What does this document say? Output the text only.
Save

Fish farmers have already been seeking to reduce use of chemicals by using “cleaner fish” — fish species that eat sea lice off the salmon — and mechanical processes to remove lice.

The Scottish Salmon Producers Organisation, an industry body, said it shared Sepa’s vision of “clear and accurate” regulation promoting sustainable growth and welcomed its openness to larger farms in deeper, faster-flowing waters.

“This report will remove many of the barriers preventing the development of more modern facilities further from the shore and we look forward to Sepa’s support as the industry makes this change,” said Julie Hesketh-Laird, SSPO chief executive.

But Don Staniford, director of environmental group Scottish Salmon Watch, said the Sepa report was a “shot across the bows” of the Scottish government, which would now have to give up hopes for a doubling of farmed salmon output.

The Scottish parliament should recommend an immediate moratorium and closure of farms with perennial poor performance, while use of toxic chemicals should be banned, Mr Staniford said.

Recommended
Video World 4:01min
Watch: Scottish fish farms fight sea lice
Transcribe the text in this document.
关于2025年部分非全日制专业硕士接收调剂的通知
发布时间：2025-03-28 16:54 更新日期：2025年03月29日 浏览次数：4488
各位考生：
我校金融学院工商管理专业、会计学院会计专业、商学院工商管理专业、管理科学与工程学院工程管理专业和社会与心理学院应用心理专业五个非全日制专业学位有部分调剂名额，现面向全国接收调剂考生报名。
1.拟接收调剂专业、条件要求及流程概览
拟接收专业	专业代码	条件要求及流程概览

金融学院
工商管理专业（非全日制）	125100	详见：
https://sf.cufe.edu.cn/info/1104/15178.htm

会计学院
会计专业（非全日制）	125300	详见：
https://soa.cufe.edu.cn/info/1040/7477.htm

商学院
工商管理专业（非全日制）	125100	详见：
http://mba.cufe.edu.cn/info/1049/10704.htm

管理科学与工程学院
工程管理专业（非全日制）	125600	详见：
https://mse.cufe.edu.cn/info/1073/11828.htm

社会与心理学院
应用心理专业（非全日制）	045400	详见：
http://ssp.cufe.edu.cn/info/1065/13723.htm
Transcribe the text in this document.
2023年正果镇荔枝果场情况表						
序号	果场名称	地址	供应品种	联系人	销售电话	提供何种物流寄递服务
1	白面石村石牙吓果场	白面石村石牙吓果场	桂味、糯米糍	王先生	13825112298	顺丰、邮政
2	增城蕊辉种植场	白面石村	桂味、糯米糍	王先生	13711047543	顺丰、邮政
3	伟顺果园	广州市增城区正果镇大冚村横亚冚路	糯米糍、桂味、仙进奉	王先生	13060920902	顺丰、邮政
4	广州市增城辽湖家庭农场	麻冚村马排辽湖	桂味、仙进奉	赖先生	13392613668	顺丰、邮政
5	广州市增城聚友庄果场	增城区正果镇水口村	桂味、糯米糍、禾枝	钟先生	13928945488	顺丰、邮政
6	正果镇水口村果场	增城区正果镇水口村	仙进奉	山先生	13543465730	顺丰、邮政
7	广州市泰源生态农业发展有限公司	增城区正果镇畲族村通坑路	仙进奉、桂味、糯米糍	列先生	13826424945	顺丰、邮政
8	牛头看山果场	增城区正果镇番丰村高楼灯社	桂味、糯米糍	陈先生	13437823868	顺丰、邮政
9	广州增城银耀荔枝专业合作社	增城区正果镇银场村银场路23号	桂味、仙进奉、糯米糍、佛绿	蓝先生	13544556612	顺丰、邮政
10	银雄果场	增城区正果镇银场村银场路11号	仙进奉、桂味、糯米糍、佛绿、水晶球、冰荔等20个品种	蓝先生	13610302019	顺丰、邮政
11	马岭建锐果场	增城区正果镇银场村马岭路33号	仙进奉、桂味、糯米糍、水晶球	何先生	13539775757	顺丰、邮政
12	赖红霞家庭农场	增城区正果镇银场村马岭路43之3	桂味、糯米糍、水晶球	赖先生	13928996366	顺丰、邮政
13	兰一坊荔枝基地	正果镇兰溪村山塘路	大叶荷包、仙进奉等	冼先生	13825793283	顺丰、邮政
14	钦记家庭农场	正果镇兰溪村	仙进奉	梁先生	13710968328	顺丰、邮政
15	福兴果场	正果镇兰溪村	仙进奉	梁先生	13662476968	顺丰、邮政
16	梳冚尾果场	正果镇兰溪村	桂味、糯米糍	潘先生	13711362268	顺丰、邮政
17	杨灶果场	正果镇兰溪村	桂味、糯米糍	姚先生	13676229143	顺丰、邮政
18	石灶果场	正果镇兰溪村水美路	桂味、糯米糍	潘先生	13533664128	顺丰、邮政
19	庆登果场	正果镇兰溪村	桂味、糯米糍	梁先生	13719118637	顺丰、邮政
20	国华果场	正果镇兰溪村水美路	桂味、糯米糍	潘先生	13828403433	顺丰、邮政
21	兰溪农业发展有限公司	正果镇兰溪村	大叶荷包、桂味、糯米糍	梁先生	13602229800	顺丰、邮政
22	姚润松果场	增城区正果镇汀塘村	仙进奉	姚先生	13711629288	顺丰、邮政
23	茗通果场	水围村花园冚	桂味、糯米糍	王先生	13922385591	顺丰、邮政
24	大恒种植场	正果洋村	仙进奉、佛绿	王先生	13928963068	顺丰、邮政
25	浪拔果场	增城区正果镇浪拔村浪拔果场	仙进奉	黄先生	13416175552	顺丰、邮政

- _Do this_
How many lines of the entries above hold the string "Staniford"? Reply with the number alone.

- _Solution for this problem_
2